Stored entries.
[start]

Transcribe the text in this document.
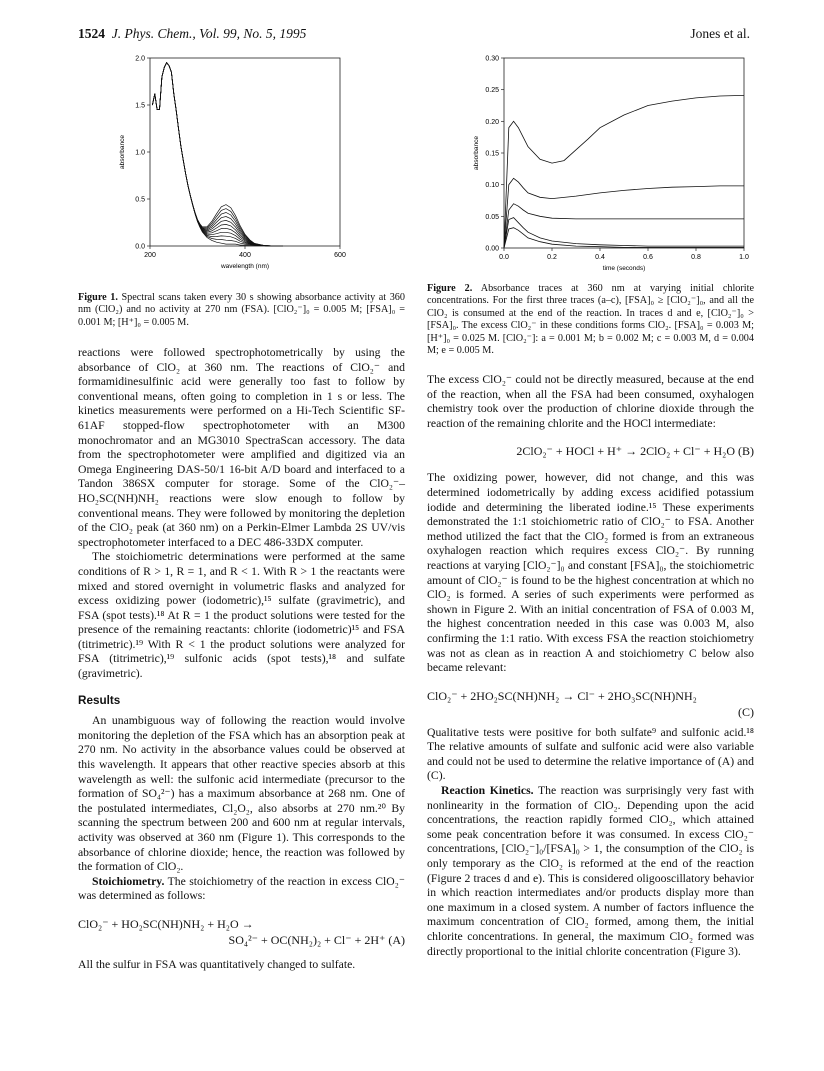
1524 J. Phys. Chem., Vol. 99, No. 5, 1995	Jones et al.
200	400	600
0.0
0.5
1.0
1.5
2.0
wavelength (nm)
absorbance
Figure 1. Spectral scans taken every 30 s showing absorbance activity at 360 nm (ClO₂) and no activity at 270 nm (FSA). [ClO₂⁻]₀ = 0.005 M; [FSA]₀ = 0.001 M; [H⁺]₀ = 0.005 M.
0.0	0.2	0.4	0.6	0.8	1.0
0.00
0.05
0.10
0.15
0.20
0.25
0.30
time (seconds)
absorbance
Figure 2. Absorbance traces at 360 nm at varying initial chlorite concentrations. For the first three traces (a–c), [FSA]₀ ≥ [ClO₂⁻]₀, and all the ClO₂ is consumed at the end of the reaction. In traces d and e, [ClO₂⁻]₀ > [FSA]₀. The excess ClO₂⁻ in these conditions forms ClO₂. [FSA]₀ = 0.003 M; [H⁺]₀ = 0.025 M. [ClO₂⁻]: a = 0.001 M; b = 0.002 M; c = 0.003 M, d = 0.004 M; e = 0.005 M.

reactions were followed spectrophotometrically by using the absorbance of ClO₂ at 360 nm. The reactions of ClO₂⁻ and formamidinesulfinic acid were generally too fast to follow by conventional means, often going to completion in 1 s or less. The kinetics measurements were performed on a Hi-Tech Scientific SF-61AF stopped-flow spectrophotometer with an M300 monochromator and an MG3010 SpectraScan accessory. The data from the spectrophotometer were amplified and digitized via an Omega Engineering DAS-50/1 16-bit A/D board and interfaced to a Tandon 386SX computer for storage. Some of the ClO₂⁻–HO₂SC(NH)NH₂ reactions were slow enough to follow by conventional means. They were followed by monitoring the depletion of the ClO₂ peak (at 360 nm) on a Perkin-Elmer Lambda 2S UV/vis spectrophotometer interfaced to a DEC 486-33DX computer.

The stoichiometric determinations were performed at the same conditions of R > 1, R = 1, and R < 1. With R > 1 the reactants were mixed and stored overnight in volumetric flasks and analyzed for excess oxidizing power (iodometric),¹⁵ sulfate (gravimetric), and FSA (spot tests).¹⁸ At R = 1 the product solutions were tested for the presence of the remaining reactants: chlorite (iodometric)¹⁵ and FSA (titrimetric).¹⁹ With R < 1 the product solutions were analyzed for FSA (titrimetric),¹⁹ sulfonic acids (spot tests),¹⁸ and sulfate (gravimetric).

Results

An unambiguous way of following the reaction would involve monitoring the depletion of the FSA which has an absorption peak at 270 nm. No activity in the absorbance values could be observed at this wavelength. It appears that other reactive species absorb at this wavelength as well: the sulfonic acid intermediate (precursor to the formation of SO₄²⁻) has a maximum absorbance at 268 nm. One of the postulated intermediates, Cl₂O₂, also absorbs at 270 nm.²⁰ By scanning the spectrum between 200 and 600 nm at regular intervals, activity was observed at 360 nm (Figure 1). This corresponds to the absorbance of chlorine dioxide; hence, the reaction was followed by the formation of ClO₂.

Stoichiometry. The stoichiometry of the reaction in excess ClO₂⁻ was determined as follows:

ClO₂⁻ + HO₂SC(NH)NH₂ + H₂O →
SO₄²⁻ + OC(NH₂)₂ + Cl⁻ + 2H⁺ (A)

All the sulfur in FSA was quantitatively changed to sulfate.

The excess ClO₂⁻ could not be directly measured, because at the end of the reaction, when all the FSA had been consumed, oxyhalogen chemistry took over the production of chlorine dioxide through the reaction of the remaining chlorite and the HOCl intermediate:

2ClO₂⁻ + HOCl + H⁺ → 2ClO₂ + Cl⁻ + H₂O (B)

The oxidizing power, however, did not change, and this was determined iodometrically by adding excess acidified potassium iodide and determining the liberated iodine.¹⁵ These experiments demonstrated the 1:1 stoichiometric ratio of ClO₂⁻ to FSA. Another method utilized the fact that the ClO₂ formed is from an extraneous oxyhalogen reaction which requires excess ClO₂⁻. By running reactions at varying [ClO₂⁻]₀ and constant [FSA]₀, the stoichiometric amount of ClO₂⁻ is found to be the highest concentration at which no ClO₂ is formed. A series of such experiments were performed as shown in Figure 2. With an initial concentration of FSA of 0.003 M, the highest concentration needed in this case was 0.003 M, also confirming the 1:1 ratio. With excess FSA the reaction stoichiometry was not as clean as in reaction A and stoichiometry C below also became relevant:

ClO₂⁻ + 2HO₂SC(NH)NH₂ → Cl⁻ + 2HO₃SC(NH)NH₂
(C)

Qualitative tests were positive for both sulfate⁹ and sulfonic acid.¹⁸ The relative amounts of sulfate and sulfonic acid were also variable and could not be used to determine the relative importance of (A) and (C).

Reaction Kinetics. The reaction was surprisingly very fast with nonlinearity in the formation of ClO₂. Depending upon the acid concentrations, the reaction rapidly formed ClO₂, which attained some peak concentration before it was consumed. In excess ClO₂⁻ concentrations, [ClO₂⁻]₀/[FSA]₀ > 1, the consumption of the ClO₂ is only temporary as the ClO₂ is reformed at the end of the reaction (Figure 2 traces d and e). This is considered oligooscillatory behavior in which reaction intermediates and/or products display more than one maximum in a closed system. A number of factors influence the maximum concentration of ClO₂ formed, among them, the initial chlorite concentrations. In general, the maximum ClO₂ formed was directly proportional to the initial chlorite concentration (Figure 3).
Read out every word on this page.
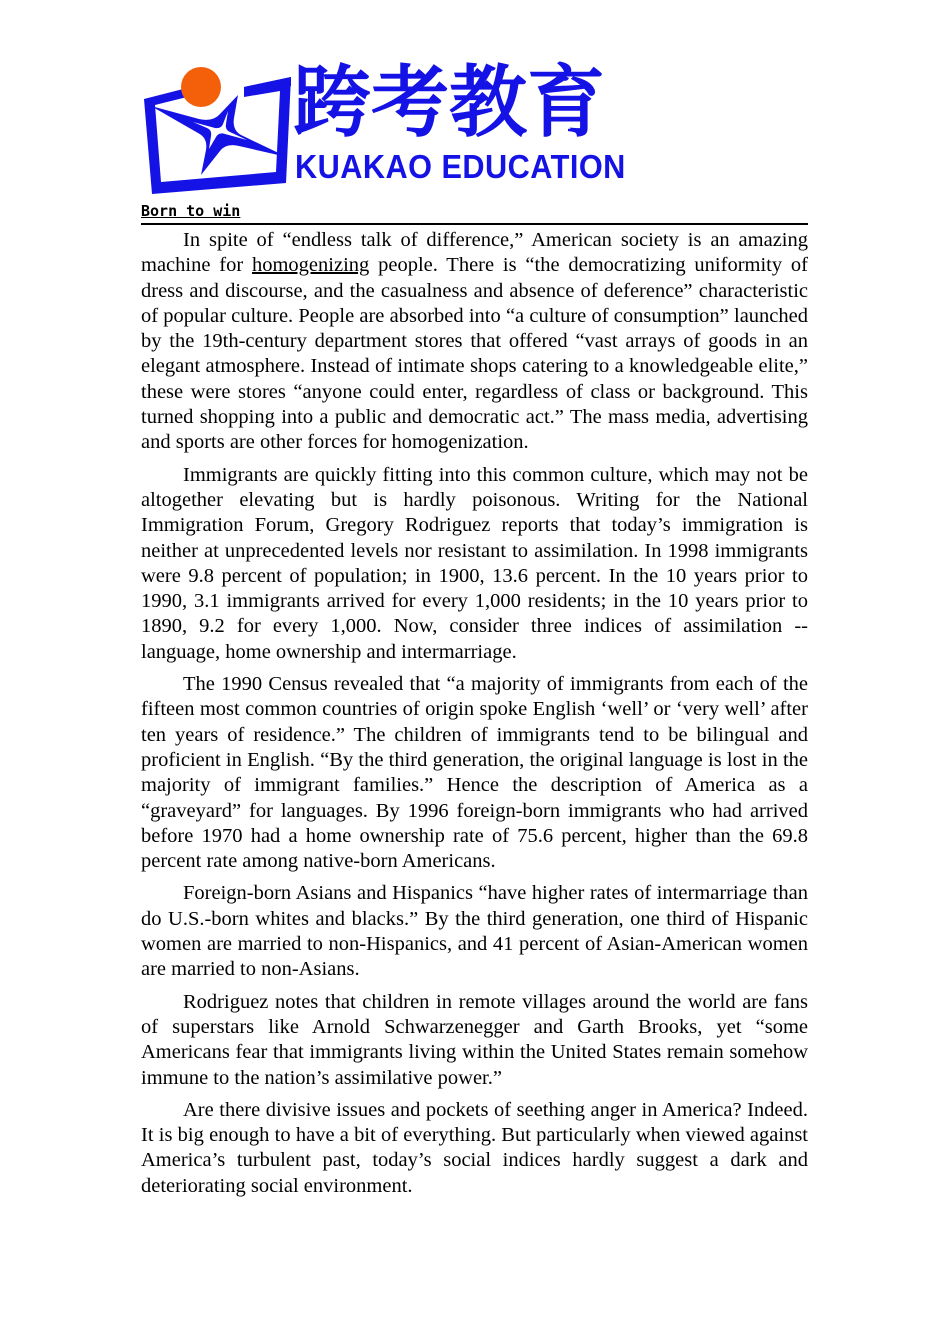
跨考教育
KUAKAO EDUCATION
Born to win

In spite of “endless talk of difference,” American society is an amazing machine for homogenizing people. There is “the democratizing uniformity of dress and discourse, and the casualness and absence of deference” characteristic of popular culture. People are absorbed into “a culture of consumption” launched by the 19th-century department stores that offered “vast arrays of goods in an elegant atmosphere. Instead of intimate shops catering to a knowledgeable elite,” these were stores “anyone could enter, regardless of class or background. This turned shopping into a public and democratic act.” The mass media, advertising and sports are other forces for homogenization.

Immigrants are quickly fitting into this common culture, which may not be altogether elevating but is hardly poisonous. Writing for the National Immigration Forum, Gregory Rodriguez reports that today’s immigration is neither at unprecedented levels nor resistant to assimilation. In 1998 immigrants were 9.8 percent of population; in 1900, 13.6 percent. In the 10 years prior to 1990, 3.1 immigrants arrived for every 1,000 residents; in the 10 years prior to 1890, 9.2 for every 1,000. Now, consider three indices of assimilation -- language, home ownership and intermarriage.

The 1990 Census revealed that “a majority of immigrants from each of the fifteen most common countries of origin spoke English ‘well’ or ‘very well’ after ten years of residence.” The children of immigrants tend to be bilingual and proficient in English. “By the third generation, the original language is lost in the majority of immigrant families.” Hence the description of America as a “graveyard” for languages. By 1996 foreign-born immigrants who had arrived before 1970 had a home ownership rate of 75.6 percent, higher than the 69.8 percent rate among native-born Americans.

Foreign-born Asians and Hispanics “have higher rates of intermarriage than do U.S.-born whites and blacks.” By the third generation, one third of Hispanic women are married to non-Hispanics, and 41 percent of Asian-American women are married to non-Asians.

Rodriguez notes that children in remote villages around the world are fans of superstars like Arnold Schwarzenegger and Garth Brooks, yet “some Americans fear that immigrants living within the United States remain somehow immune to the nation’s assimilative power.”

Are there divisive issues and pockets of seething anger in America? Indeed. It is big enough to have a bit of everything. But particularly when viewed against America’s turbulent past, today’s social indices hardly suggest a dark and deteriorating social environment.
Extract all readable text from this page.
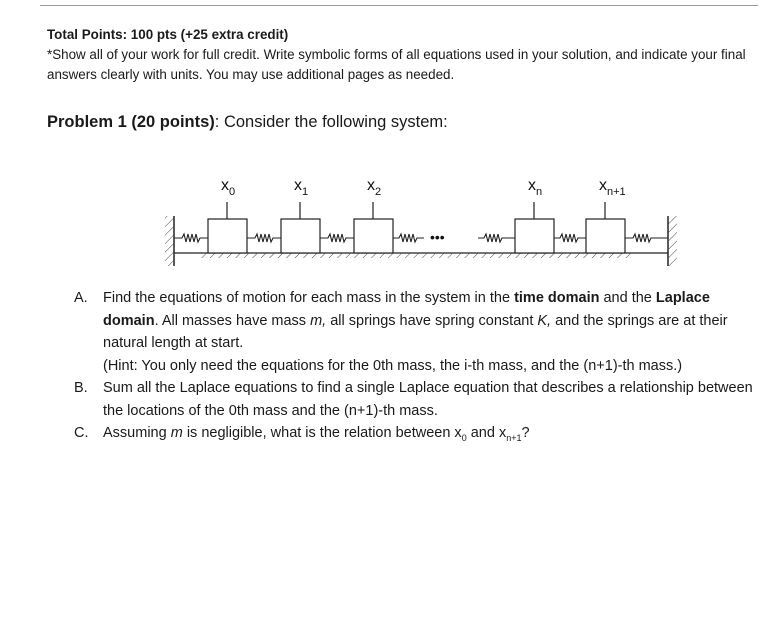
Total Points: 100 pts (+25 extra credit)
*Show all of your work for full credit. Write symbolic forms of all equations used in your solution, and indicate your final answers clearly with units. You may use additional pages as needed.
Problem 1 (20 points): Consider the following system:
•••
$x_0$	$x_1$	$x_2$	$x_n$	$x_{n+1}$
A.	Find the equations of motion for each mass in the system in the time domain and the Laplace domain. All masses have mass m, all springs have spring constant K, and the springs are at their natural length at start.
(Hint: You only need the equations for the 0th mass, the i-th mass, and the (n+1)-th mass.)
B.	Sum all the Laplace equations to find a single Laplace equation that describes a relationship between the locations of the 0th mass and the (n+1)-th mass.
C.	Assuming m is negligible, what is the relation between $x_0$ and $x_{n+1}$?
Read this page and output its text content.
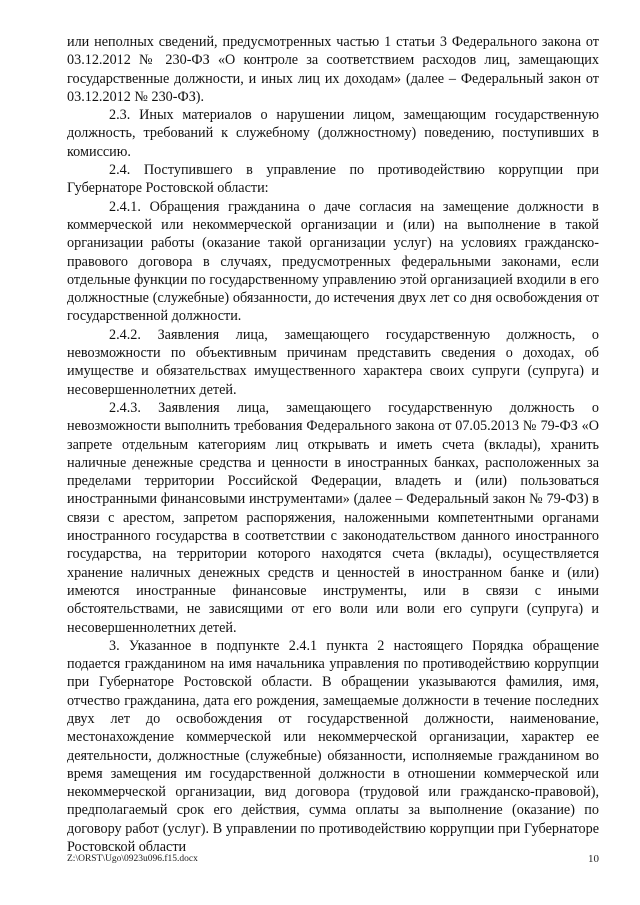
или неполных сведений, предусмотренных частью 1 статьи 3 Федерального закона от 03.12.2012 № 230-ФЗ «О контроле за соответствием расходов лиц, замещающих государственные должности, и иных лиц их доходам» (далее – Федеральный закон от 03.12.2012 № 230-ФЗ).

2.3. Иных материалов о нарушении лицом, замещающим государственную должность, требований к служебному (должностному) поведению, поступивших в комиссию.

2.4. Поступившего в управление по противодействию коррупции при Губернаторе Ростовской области:

2.4.1. Обращения гражданина о даче согласия на замещение должности в коммерческой или некоммерческой организации и (или) на выполнение в такой организации работы (оказание такой организации услуг) на условиях гражданско-правового договора в случаях, предусмотренных федеральными законами, если отдельные функции по государственному управлению этой организацией входили в его должностные (служебные) обязанности, до истечения двух лет со дня освобождения от государственной должности.

2.4.2. Заявления лица, замещающего государственную должность, о невозможности по объективным причинам представить сведения о доходах, об имуществе и обязательствах имущественного характера своих супруги (супруга) и несовершеннолетних детей.

2.4.3. Заявления лица, замещающего государственную должность о невозможности выполнить требования Федерального закона от 07.05.2013 № 79-ФЗ «О запрете отдельным категориям лиц открывать и иметь счета (вклады), хранить наличные денежные средства и ценности в иностранных банках, расположенных за пределами территории Российской Федерации, владеть и (или) пользоваться иностранными финансовыми инструментами» (далее – Федеральный закон № 79-ФЗ) в связи с арестом, запретом распоряжения, наложенными компетентными органами иностранного государства в соответствии с законодательством данного иностранного государства, на территории которого находятся счета (вклады), осуществляется хранение наличных денежных средств и ценностей в иностранном банке и (или) имеются иностранные финансовые инструменты, или в связи с иными обстоятельствами, не зависящими от его воли или воли его супруги (супруга) и несовершеннолетних детей.

3. Указанное в подпункте 2.4.1 пункта 2 настоящего Порядка обращение подается гражданином на имя начальника управления по противодействию коррупции при Губернаторе Ростовской области. В обращении указываются фамилия, имя, отчество гражданина, дата его рождения, замещаемые должности в течение последних двух лет до освобождения от государственной должности, наименование, местонахождение коммерческой или некоммерческой организации, характер ее деятельности, должностные (служебные) обязанности, исполняемые гражданином во время замещения им государственной должности в отношении коммерческой или некоммерческой организации, вид договора (трудовой или гражданско-правовой), предполагаемый срок его действия, сумма оплаты за выполнение (оказание) по договору работ (услуг). В управлении по противодействию коррупции при Губернаторе Ростовской области

Z:\ORST\Ugo\0923u096.f15.docx	10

[end]

Every line in the data that holds "when" should be copied out.

The excess ClO₂⁻ could not be directly measured, because at the end of the reaction, when all the FSA had been consumed, oxyhalogen chemistry took over the production of chlorine dioxide through the reaction of the remaining chlorite and the HOCl intermediate:
Are there divisive issues and pockets of seething anger in America? Indeed. It is big enough to have a bit of everything. But particularly when viewed against America’s turbulent past, today’s social indices hardly suggest a dark and deteriorating social environment.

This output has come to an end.